- What is being asked
Collect every line of the records below that contains the word "határozat".

### Material supplied ###

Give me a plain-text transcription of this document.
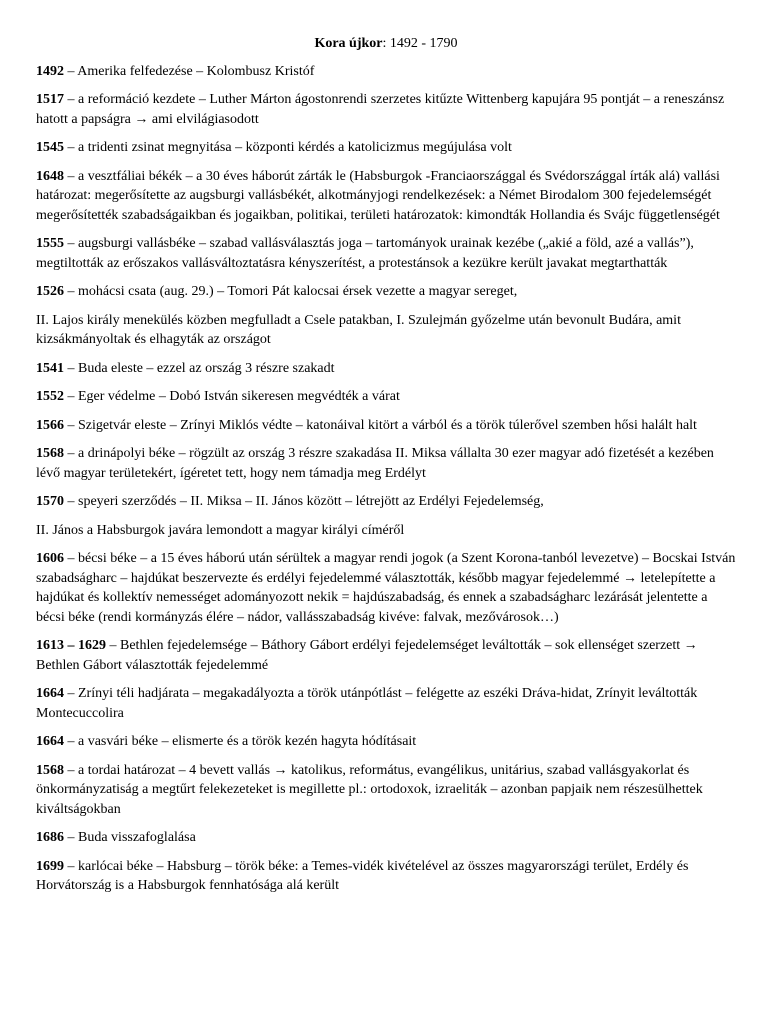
Kora újkor: 1492 - 1790

1492 – Amerika felfedezése – Kolombusz Kristóf

1517 – a reformáció kezdete – Luther Márton ágostonrendi szerzetes kitűzte Wittenberg kapujára 95 pontját – a reneszánsz hatott a papságra → ami elvilágiasodott

1545 – a tridenti zsinat megnyitása – központi kérdés a katolicizmus megújulása volt

1648 – a vesztfáliai békék – a 30 éves háborút zárták le (Habsburgok -Franciaországgal és Svédországgal írták alá) vallási határozat: megerősítette az augsburgi vallásbékét, alkotmányjogi rendelkezések: a Német Birodalom 300 fejedelemségét megerősítették szabadságaikban és jogaikban, politikai, területi határozatok: kimondták Hollandia és Svájc függetlenségét

1555 – augsburgi vallásbéke – szabad vallásválasztás joga – tartományok urainak kezébe („akié a föld, azé a vallás”), megtiltották az erőszakos vallásváltoztatásra kényszerítést, a protestánsok a kezükre került javakat megtarthatták

1526 – mohácsi csata (aug. 29.) – Tomori Pát kalocsai érsek vezette a magyar sereget,

II. Lajos király menekülés közben megfulladt a Csele patakban, I. Szulejmán győzelme után bevonult Budára, amit kizsákmányoltak és elhagyták az országot

1541 – Buda eleste – ezzel az ország 3 részre szakadt

1552 – Eger védelme – Dobó István sikeresen megvédték a várat

1566 – Szigetvár eleste – Zrínyi Miklós védte – katonáival kitört a várból és a török túlerővel szemben hősi halált halt

1568 – a drinápolyi béke – rögzült az ország 3 részre szakadása II. Miksa vállalta 30 ezer magyar adó fizetését a kezében lévő magyar területekért, ígéretet tett, hogy nem támadja meg Erdélyt

1570 – speyeri szerződés – II. Miksa – II. János között – létrejött az Erdélyi Fejedelemség,

II. János a Habsburgok javára lemondott a magyar királyi címéről

1606 – bécsi béke – a 15 éves háború után sérültek a magyar rendi jogok (a Szent Korona-tanból levezetve) – Bocskai István szabadságharc – hajdúkat beszervezte és erdélyi fejedelemmé választották, később magyar fejedelemmé → letelepítette a hajdúkat és kollektív nemességet adományozott nekik = hajdúszabadság, és ennek a szabadságharc lezárását jelentette a bécsi béke (rendi kormányzás élére – nádor, vallásszabadság kivéve: falvak, mezővárosok…)

1613 – 1629 – Bethlen fejedelemsége – Báthory Gábort erdélyi fejedelemséget leváltották – sok ellenséget szerzett → Bethlen Gábort választották fejedelemmé

1664 – Zrínyi téli hadjárata – megakadályozta a török utánpótlást – felégette az eszéki Dráva-hidat, Zrínyit leváltották Montecuccolira

1664 – a vasvári béke – elismerte és a török kezén hagyta hódításait

1568 – a tordai határozat – 4 bevett vallás → katolikus, református, evangélikus, unitárius, szabad vallásgyakorlat és önkormányzatiság a megtűrt felekezeteket is megillette pl.: ortodoxok, izraeliták – azonban papjaik nem részesülhettek kiváltságokban

1686 – Buda visszafoglalása

1699 – karlócai béke – Habsburg – török béke: a Temes-vidék kivételével az összes magyarországi terület, Erdély és Horvátország is a Habsburgok fennhatósága alá került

###

- Full answer
1648 – a vesztfáliai békék – a 30 éves háborút zárták le (Habsburgok -Franciaországgal és Svédországgal írták alá) vallási határozat: megerősítette az augsburgi vallásbékét, alkotmányjogi rendelkezések: a Német Birodalom 300 fejedelemségét megerősítették szabadságaikban és jogaikban, politikai, területi határozatok: kimondták Hollandia és Svájc függetlenségét
1568 – a tordai határozat – 4 bevett vallás → katolikus, református, evangélikus, unitárius, szabad vallásgyakorlat és önkormányzatiság a megtűrt felekezeteket is megillette pl.: ortodoxok, izraeliták – azonban papjaik nem részesülhettek kiváltságokban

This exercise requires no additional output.